### [EXERCISE OBJECTIVE]
Gather all lines in the data that hold the string "JSON".

--- start SUPPLIED RECORDS ---

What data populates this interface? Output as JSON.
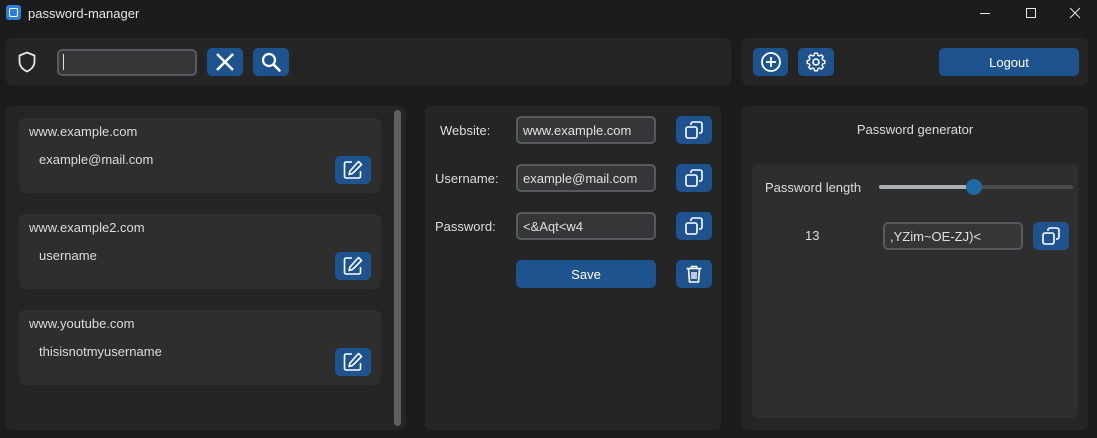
{
  "window": {
    "title": "password-manager"
  },
  "topbar": {
    "search": {
      "value": "",
      "placeholder": ""
    },
    "logout_label": "Logout"
  },
  "entries": [
    {
      "website": "www.example.com",
      "username": "example@mail.com"
    },
    {
      "website": "www.example2.com",
      "username": "username"
    },
    {
      "website": "www.youtube.com",
      "username": "thisisnotmyusername"
    }
  ],
  "details": {
    "website_label": "Website:",
    "website_value": "www.example.com",
    "username_label": "Username:",
    "username_value": "example@mail.com",
    "password_label": "Password:",
    "password_value": "<&Aqt<w4",
    "save_label": "Save"
  },
  "generator": {
    "title": "Password generator",
    "length_label": "Password length",
    "length_value": "13",
    "slider_fraction": 0.49,
    "generated": ",YZim~OE-ZJ)<"
  },
  "colors": {
    "accent": "#1f538d",
    "background": "#1c1c1c",
    "panel": "#252525",
    "card": "#2e2e2e"
  }
}
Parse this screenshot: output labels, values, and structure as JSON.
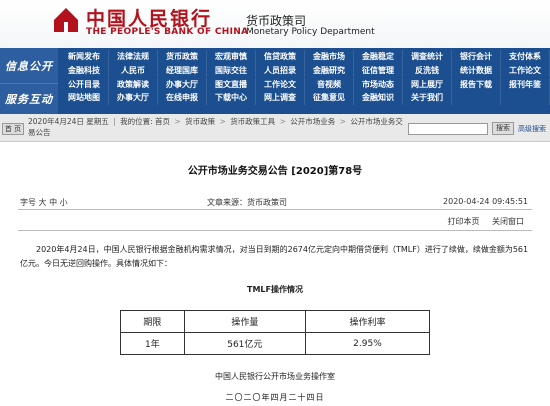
{
  "header": {
    "logo_cn": "中国人民银行",
    "logo_en": "THE PEOPLE'S BANK OF CHINA",
    "dept_cn": "货币政策司",
    "dept_en": "Monetary Policy Department"
  },
  "nav": {
    "side_1": "信息公开",
    "side_2": "服务互动",
    "rows": [
      [
        "新闻发布",
        "法律法规",
        "货币政策",
        "宏观审慎",
        "信贷政策",
        "金融市场",
        "金融稳定",
        "调查统计",
        "银行会计",
        "支付体系"
      ],
      [
        "金融科技",
        "人民币",
        "经理国库",
        "国际交往",
        "人员招录",
        "金融研究",
        "征信管理",
        "反洗钱",
        "统计数据",
        "工作论文"
      ],
      [
        "公开目录",
        "政策解读",
        "办事大厅",
        "图文直播",
        "工作论文",
        "音视频",
        "市场动态",
        "网上展厅",
        "报告下载",
        "报刊年鉴"
      ],
      [
        "网站地图",
        "办事大厅",
        "在线申报",
        "下载中心",
        "网上调查",
        "征集意见",
        "金融知识",
        "关于我们",
        "",
        ""
      ]
    ]
  },
  "breadcrumb": {
    "home_label": "首 页",
    "date_text": "2020年4月24日 星期五",
    "location_label": "我的位置:",
    "items": [
      "首页",
      "货币政策",
      "货币政策工具",
      "公开市场业务",
      "公开市场业务交易公告"
    ],
    "search_button": "搜索",
    "advanced_search": "高级搜索"
  },
  "article": {
    "title": "公开市场业务交易公告 [2020]第78号",
    "size_label": "字号",
    "size_options": [
      "大",
      "中",
      "小"
    ],
    "source": "文章来源：货币政策司",
    "date": "2020-04-24 09:45:51",
    "print_label": "打印本页",
    "close_label": "关闭窗口",
    "body": "2020年4月24日，中国人民银行根据金融机构需求情况，对当日到期的2674亿元定向中期借贷便利（TMLF）进行了续做，续做金额为561亿元。今日无逆回购操作。具体情况如下：",
    "table_title": "TMLF操作情况",
    "table_headers": [
      "期限",
      "操作量",
      "操作利率"
    ],
    "table_rows": [
      [
        "1年",
        "561亿元",
        "2.95%"
      ]
    ],
    "footer_org": "中国人民银行公开市场业务操作室",
    "footer_date": "二〇二〇年四月二十四日"
  },
  "colors": {
    "brand_red": "#b3121c",
    "nav_blue": "#1c4f8f"
  }
}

--- end SUPPLIED RECORDS ---

### [ANSWER TO THIS TASK]
What data populates this interface? Output as JSON.
Parse this screenshot: output labels, values, and structure as JSON.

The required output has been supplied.